# START OF SUPPLIED RECORDS
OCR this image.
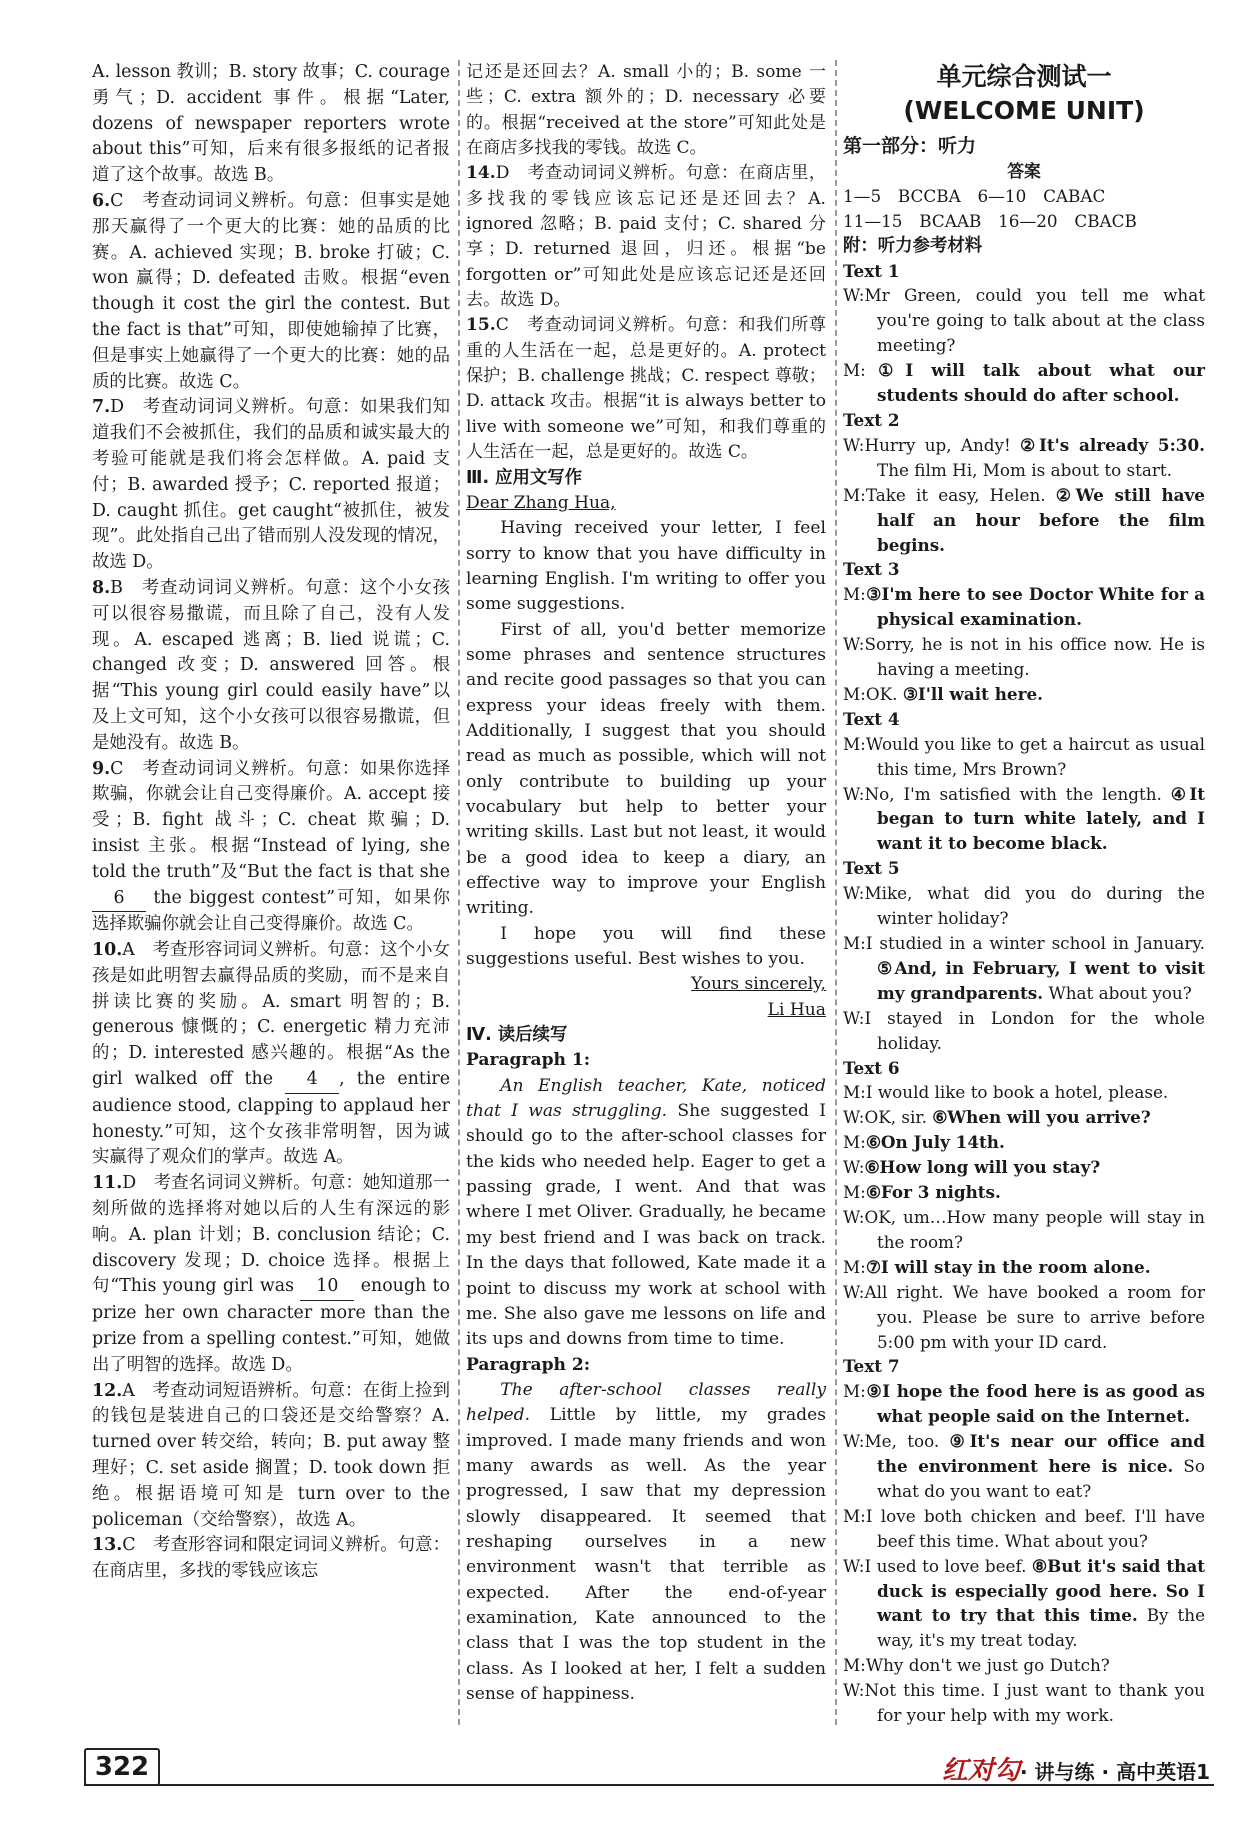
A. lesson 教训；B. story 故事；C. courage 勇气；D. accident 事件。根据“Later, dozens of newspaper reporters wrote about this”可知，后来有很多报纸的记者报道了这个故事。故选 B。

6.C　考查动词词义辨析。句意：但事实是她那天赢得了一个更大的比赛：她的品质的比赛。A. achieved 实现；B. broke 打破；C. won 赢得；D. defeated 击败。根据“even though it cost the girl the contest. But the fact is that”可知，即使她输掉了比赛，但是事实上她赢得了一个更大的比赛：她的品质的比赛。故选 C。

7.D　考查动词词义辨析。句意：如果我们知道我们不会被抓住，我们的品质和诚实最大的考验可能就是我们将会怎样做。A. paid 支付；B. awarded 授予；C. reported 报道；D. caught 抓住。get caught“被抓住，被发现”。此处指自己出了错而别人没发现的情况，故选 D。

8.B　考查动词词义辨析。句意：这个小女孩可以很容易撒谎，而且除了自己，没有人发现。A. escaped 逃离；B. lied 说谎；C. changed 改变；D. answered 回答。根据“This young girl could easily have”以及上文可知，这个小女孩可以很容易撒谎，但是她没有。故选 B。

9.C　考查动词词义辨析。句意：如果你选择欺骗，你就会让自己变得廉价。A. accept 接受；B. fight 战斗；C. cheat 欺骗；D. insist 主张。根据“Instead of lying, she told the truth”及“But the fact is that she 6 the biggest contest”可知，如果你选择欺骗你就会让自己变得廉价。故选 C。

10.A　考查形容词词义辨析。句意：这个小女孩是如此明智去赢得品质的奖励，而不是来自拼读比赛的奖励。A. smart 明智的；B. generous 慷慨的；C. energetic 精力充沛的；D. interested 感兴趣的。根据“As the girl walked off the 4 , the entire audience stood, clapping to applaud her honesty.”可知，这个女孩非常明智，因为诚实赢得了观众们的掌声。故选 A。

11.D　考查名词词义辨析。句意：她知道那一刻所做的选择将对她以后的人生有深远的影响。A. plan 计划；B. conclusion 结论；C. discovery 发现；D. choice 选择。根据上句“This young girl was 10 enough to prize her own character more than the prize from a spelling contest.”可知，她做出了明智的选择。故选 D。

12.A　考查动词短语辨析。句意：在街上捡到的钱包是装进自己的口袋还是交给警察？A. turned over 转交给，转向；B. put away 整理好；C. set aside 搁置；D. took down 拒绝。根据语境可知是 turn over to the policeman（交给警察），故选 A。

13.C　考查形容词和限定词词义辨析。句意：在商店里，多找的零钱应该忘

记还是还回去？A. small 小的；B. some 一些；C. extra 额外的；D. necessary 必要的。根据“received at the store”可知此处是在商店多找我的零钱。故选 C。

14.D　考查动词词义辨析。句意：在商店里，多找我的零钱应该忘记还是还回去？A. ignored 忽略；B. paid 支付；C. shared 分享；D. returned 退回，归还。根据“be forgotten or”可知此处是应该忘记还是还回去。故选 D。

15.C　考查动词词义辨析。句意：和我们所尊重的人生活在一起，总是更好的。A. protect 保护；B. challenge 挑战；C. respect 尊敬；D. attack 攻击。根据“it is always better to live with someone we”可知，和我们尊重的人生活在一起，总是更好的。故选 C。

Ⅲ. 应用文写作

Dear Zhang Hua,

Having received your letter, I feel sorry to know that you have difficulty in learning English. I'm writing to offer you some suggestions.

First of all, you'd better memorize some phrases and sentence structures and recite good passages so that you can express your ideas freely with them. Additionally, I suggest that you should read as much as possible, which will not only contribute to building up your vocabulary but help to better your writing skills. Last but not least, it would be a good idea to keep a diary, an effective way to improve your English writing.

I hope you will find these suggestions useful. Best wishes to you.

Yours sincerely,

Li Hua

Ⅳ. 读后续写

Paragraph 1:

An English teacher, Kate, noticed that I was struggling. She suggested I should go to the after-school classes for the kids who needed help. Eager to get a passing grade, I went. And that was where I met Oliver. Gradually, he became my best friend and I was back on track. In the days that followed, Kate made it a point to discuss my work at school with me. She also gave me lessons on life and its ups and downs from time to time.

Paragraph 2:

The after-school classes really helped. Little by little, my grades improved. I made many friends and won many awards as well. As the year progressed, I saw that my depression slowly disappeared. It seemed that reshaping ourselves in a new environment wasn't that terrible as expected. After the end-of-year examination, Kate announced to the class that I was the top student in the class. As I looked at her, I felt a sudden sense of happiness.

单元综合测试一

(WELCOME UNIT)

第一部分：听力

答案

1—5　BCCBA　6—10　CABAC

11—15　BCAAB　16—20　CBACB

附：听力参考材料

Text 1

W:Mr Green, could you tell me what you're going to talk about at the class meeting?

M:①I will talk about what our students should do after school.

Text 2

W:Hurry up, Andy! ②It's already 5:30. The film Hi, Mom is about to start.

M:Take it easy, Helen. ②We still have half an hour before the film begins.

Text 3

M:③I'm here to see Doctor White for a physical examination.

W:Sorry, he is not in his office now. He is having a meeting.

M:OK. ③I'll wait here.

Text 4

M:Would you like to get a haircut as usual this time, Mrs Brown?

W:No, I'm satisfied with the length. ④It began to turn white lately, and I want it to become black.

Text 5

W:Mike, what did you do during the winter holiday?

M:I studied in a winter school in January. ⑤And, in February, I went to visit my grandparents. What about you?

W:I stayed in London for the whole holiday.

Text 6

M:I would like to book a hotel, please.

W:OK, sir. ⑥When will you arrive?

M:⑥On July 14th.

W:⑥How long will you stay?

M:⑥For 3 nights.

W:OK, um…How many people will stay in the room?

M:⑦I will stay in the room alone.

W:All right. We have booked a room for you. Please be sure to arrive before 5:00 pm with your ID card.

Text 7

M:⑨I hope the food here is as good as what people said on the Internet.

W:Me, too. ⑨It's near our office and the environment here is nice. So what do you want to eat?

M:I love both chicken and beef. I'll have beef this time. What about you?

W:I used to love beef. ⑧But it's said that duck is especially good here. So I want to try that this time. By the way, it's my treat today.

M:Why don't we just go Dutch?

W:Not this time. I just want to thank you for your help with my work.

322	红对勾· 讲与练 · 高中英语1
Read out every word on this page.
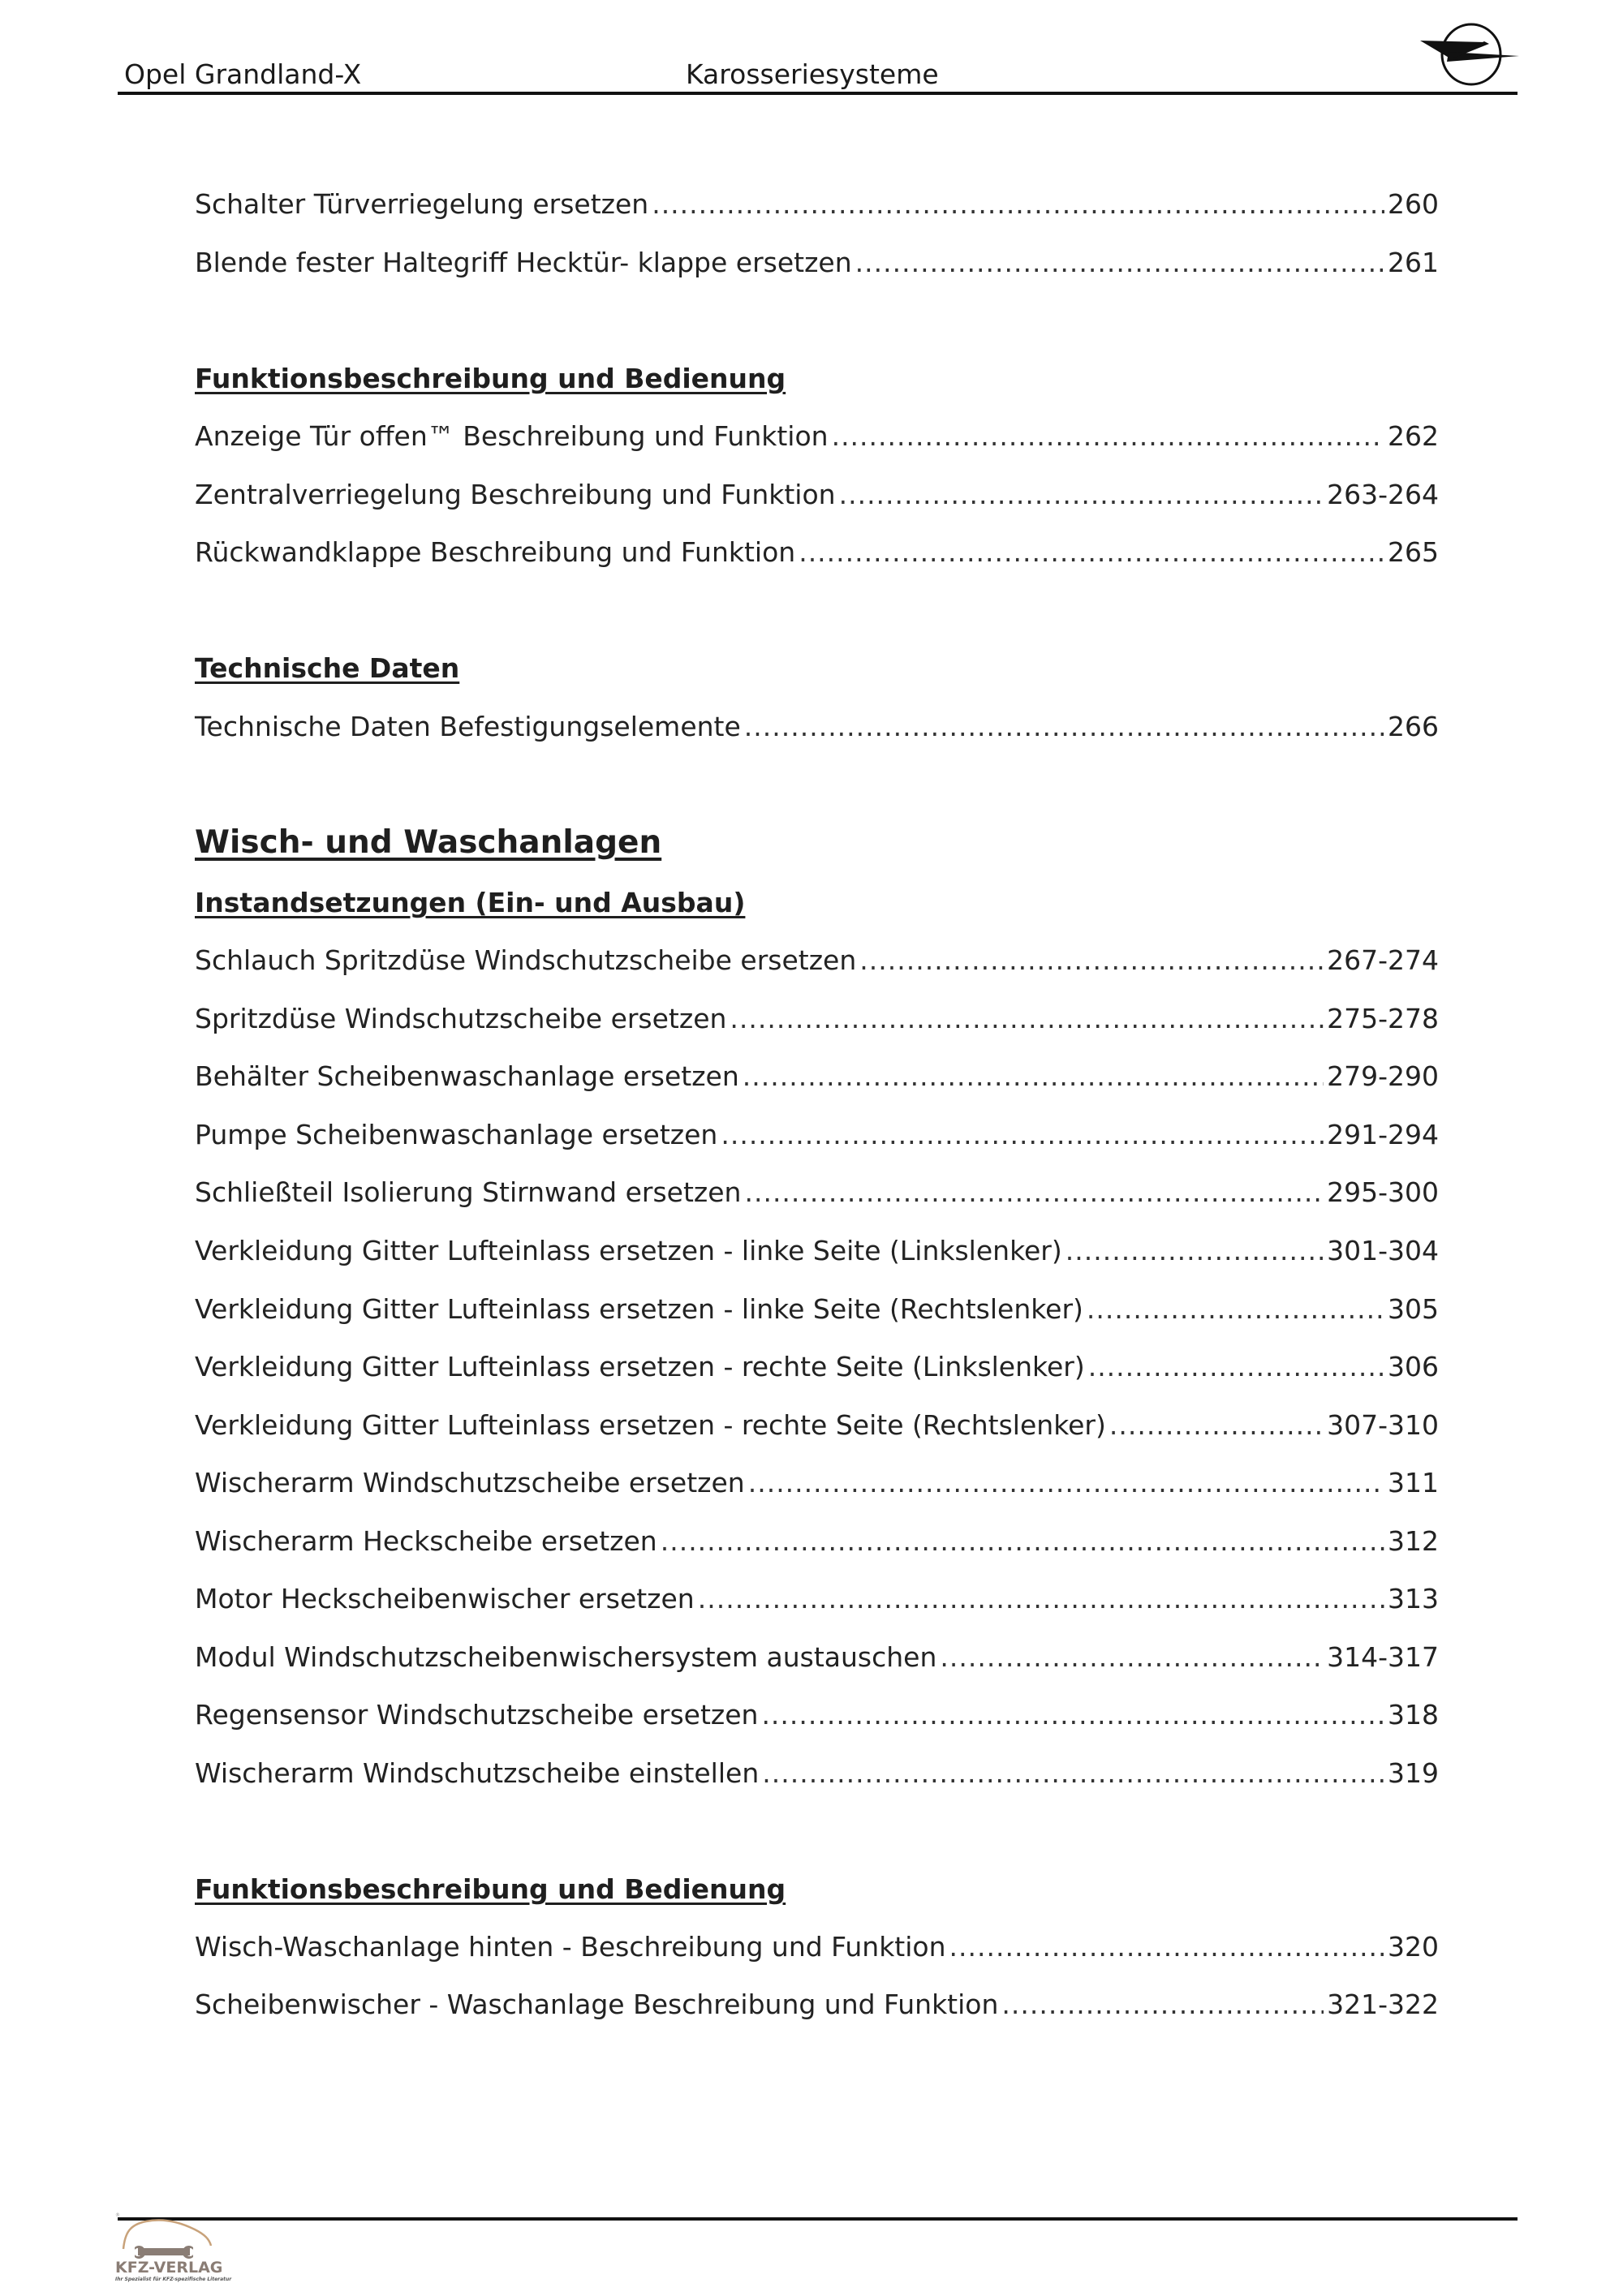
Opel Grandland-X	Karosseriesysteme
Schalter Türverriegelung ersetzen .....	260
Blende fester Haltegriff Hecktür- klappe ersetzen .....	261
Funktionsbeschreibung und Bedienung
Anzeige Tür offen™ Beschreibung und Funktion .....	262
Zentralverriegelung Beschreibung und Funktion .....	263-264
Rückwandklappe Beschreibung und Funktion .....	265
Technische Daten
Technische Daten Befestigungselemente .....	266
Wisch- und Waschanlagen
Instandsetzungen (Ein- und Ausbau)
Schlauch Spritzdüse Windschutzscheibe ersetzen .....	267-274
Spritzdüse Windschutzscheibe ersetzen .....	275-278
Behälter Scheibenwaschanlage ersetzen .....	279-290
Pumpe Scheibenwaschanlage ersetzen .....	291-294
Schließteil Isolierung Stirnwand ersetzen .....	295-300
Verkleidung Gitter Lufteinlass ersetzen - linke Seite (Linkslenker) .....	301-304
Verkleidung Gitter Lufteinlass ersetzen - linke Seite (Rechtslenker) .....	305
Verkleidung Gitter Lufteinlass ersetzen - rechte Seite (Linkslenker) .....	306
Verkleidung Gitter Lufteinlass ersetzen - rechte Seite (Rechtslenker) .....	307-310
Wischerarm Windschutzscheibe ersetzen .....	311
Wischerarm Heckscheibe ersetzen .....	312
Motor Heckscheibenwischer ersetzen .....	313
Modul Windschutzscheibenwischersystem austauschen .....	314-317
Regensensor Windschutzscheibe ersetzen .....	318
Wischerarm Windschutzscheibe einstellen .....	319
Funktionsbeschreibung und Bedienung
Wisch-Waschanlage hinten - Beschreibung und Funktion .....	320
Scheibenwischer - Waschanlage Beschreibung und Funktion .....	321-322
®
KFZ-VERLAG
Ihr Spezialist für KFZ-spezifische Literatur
# END OF SUPPLIED RECORDS
## EXERCISE OBJECTIVE
Look over the records above and copy each line that includes the string "Spritzdüse".

## ANSWER
Schlauch Spritzdüse Windschutzscheibe ersetzen .....	267-274
Spritzdüse Windschutzscheibe ersetzen .....	275-278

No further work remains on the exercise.